DATA SHOWN:
+++

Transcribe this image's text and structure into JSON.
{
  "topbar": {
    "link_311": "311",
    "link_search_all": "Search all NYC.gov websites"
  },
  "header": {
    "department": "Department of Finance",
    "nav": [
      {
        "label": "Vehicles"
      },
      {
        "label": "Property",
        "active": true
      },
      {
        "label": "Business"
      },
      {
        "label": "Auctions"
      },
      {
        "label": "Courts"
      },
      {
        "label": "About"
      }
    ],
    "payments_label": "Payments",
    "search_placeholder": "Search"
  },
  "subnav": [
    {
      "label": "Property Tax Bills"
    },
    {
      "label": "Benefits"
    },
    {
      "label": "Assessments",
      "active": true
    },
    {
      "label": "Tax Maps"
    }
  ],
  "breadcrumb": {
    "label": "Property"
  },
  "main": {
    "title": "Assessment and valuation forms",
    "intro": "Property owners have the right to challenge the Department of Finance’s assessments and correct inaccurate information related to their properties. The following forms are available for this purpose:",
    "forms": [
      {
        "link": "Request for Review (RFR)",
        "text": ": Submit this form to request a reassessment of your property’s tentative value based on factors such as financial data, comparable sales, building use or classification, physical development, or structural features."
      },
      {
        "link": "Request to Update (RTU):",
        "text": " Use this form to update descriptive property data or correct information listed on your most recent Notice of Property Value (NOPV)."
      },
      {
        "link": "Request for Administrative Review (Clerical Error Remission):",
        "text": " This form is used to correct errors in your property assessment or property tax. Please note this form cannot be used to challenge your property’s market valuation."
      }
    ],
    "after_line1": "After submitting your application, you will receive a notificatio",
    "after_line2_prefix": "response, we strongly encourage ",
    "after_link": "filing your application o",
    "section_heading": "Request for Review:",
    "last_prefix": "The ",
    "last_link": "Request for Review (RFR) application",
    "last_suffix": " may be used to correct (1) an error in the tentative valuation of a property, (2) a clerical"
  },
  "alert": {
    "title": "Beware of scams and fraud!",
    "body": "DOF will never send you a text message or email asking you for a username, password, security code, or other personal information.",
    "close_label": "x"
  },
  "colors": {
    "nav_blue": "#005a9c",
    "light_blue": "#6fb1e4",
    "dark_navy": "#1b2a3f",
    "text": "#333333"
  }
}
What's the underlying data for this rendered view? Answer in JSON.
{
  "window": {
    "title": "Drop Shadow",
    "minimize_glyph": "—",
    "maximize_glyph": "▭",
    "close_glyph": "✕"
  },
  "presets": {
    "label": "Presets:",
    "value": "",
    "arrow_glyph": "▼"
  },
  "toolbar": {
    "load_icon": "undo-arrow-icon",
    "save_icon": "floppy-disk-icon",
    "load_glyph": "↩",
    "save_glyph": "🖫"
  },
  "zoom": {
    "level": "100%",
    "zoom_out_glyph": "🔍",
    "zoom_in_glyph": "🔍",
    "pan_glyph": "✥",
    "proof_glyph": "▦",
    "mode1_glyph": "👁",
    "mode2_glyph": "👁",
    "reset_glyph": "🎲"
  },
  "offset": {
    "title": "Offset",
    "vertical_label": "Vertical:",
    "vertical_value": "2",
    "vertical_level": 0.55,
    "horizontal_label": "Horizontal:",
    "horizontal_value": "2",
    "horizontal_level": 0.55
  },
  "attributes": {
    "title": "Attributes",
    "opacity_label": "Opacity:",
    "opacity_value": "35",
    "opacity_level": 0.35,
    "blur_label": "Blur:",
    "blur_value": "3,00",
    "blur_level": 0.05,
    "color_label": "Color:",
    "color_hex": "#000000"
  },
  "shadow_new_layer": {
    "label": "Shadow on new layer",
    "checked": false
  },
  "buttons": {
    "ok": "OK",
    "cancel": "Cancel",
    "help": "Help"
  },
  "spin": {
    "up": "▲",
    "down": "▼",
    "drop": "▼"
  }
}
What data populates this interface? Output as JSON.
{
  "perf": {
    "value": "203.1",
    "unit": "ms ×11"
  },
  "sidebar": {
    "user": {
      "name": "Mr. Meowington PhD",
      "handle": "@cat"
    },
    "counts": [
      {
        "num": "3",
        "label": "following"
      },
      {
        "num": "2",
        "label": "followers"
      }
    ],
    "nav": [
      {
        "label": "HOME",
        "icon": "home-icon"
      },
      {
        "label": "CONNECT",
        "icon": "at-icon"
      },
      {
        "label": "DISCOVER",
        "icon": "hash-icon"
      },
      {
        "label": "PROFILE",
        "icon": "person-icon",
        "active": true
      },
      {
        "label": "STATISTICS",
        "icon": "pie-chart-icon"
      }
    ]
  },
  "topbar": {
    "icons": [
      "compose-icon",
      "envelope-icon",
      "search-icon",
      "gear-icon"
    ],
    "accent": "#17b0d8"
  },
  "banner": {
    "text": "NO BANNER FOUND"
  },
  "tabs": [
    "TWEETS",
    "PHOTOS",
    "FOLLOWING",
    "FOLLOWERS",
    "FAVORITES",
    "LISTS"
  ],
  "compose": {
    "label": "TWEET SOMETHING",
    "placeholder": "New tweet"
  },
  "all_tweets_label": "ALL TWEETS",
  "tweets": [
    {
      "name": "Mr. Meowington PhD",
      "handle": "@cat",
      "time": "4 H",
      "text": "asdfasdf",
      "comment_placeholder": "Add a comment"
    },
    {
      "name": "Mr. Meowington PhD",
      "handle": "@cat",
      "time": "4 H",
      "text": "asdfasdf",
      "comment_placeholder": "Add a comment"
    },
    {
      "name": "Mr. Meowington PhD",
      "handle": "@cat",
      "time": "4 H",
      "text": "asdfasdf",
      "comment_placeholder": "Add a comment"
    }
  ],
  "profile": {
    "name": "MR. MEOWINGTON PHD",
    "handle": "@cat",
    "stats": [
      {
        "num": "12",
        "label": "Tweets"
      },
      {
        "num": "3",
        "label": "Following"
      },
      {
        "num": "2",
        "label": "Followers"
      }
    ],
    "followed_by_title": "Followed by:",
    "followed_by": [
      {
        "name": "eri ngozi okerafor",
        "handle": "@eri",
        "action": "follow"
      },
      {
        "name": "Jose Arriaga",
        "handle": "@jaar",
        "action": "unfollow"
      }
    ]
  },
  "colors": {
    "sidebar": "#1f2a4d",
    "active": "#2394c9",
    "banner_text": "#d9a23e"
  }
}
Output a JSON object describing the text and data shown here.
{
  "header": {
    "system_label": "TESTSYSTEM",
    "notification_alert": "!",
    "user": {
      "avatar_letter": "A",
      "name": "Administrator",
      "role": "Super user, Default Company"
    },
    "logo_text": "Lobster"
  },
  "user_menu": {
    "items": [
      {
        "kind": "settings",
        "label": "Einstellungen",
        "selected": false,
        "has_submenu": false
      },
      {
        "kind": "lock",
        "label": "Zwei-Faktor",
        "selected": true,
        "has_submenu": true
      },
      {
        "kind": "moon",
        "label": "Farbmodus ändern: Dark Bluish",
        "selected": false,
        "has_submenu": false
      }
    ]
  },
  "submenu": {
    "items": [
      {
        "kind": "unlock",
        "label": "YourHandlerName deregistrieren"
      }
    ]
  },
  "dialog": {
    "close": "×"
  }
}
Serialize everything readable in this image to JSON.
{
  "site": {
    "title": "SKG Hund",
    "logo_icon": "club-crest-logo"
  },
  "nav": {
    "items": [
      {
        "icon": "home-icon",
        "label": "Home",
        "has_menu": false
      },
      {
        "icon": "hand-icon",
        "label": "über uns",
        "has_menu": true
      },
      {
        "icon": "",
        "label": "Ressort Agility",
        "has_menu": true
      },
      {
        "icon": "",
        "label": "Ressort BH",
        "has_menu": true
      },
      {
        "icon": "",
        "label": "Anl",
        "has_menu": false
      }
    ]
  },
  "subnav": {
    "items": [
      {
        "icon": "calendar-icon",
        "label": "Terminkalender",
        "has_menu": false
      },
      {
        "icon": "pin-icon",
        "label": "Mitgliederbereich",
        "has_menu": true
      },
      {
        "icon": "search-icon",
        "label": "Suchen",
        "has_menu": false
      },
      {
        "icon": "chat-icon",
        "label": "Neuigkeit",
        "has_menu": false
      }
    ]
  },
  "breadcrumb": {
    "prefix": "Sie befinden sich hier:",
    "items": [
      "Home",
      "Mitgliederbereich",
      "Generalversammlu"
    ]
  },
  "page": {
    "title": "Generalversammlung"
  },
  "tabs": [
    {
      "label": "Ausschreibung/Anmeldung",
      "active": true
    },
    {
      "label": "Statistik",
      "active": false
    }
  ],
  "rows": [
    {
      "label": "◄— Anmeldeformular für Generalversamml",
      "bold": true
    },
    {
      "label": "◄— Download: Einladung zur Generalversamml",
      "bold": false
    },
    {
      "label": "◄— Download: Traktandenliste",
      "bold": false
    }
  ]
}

+++

YOUR OBJECTIVE:
Look over the records above and copy each line that includes the string "Output".

SOLUTION BELOW:
What data populates this interface? Output as JSON.
Output a JSON object describing the text and data shown here.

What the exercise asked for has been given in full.